#### Provided data:
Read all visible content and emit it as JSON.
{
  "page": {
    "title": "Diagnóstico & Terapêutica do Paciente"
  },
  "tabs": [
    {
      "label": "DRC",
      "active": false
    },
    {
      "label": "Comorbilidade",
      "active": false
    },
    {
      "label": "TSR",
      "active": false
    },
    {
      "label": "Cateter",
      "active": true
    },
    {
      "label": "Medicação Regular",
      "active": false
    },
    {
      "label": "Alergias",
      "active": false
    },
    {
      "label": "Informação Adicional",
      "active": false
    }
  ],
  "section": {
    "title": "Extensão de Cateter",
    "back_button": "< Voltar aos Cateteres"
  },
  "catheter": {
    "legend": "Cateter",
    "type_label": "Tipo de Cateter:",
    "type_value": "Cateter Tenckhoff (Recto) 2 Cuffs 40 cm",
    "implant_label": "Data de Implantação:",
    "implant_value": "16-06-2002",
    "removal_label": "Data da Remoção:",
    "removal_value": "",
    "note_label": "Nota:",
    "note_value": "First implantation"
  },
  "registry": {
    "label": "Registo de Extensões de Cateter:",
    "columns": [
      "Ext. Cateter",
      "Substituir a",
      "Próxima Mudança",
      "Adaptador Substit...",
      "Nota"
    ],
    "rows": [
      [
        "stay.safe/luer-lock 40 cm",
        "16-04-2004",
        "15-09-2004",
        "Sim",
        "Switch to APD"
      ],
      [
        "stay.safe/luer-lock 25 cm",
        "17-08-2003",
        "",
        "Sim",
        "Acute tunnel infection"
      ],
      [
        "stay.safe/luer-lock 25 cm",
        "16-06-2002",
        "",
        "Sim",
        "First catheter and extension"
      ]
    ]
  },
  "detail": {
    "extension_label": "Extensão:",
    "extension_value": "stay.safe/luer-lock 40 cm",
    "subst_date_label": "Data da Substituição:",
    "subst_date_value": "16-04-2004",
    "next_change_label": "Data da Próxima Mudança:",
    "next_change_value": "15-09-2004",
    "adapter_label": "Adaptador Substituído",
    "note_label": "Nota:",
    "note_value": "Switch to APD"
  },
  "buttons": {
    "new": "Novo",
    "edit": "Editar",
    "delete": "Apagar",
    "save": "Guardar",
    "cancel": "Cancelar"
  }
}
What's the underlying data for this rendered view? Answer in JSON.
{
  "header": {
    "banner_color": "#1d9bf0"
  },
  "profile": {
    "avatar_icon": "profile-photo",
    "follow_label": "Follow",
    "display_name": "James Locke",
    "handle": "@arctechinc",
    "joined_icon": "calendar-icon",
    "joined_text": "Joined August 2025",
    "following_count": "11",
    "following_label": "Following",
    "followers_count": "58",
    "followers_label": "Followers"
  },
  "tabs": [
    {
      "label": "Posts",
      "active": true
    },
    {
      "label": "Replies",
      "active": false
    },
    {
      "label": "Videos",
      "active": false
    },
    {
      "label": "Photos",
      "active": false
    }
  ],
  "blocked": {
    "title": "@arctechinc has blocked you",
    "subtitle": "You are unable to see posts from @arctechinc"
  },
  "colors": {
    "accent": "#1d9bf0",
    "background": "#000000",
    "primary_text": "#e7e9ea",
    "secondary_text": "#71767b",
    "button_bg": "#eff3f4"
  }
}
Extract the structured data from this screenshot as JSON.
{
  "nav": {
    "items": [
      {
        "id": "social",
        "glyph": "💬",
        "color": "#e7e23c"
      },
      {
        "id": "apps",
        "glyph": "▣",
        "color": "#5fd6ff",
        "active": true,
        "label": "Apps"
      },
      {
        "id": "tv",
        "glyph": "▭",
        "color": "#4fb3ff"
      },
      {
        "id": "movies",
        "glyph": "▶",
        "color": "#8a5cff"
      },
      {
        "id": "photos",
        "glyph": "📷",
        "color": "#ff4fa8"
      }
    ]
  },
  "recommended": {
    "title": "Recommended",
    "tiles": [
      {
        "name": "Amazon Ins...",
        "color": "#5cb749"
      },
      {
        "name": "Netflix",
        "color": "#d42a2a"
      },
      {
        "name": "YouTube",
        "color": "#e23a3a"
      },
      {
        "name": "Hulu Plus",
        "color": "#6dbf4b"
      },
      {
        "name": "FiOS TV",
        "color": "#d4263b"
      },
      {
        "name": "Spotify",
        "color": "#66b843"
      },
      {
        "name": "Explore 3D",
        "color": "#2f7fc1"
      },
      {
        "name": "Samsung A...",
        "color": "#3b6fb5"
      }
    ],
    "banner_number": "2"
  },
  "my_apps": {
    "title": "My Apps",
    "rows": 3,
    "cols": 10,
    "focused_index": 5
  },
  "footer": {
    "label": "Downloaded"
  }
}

#### Goal:
Pull out every line of the entries that includes the word "stay".

#### Written answer:
        "stay.safe/luer-lock 40 cm",
        "stay.safe/luer-lock 25 cm",
        "stay.safe/luer-lock 25 cm",
    "extension_value": "stay.safe/luer-lock 40 cm",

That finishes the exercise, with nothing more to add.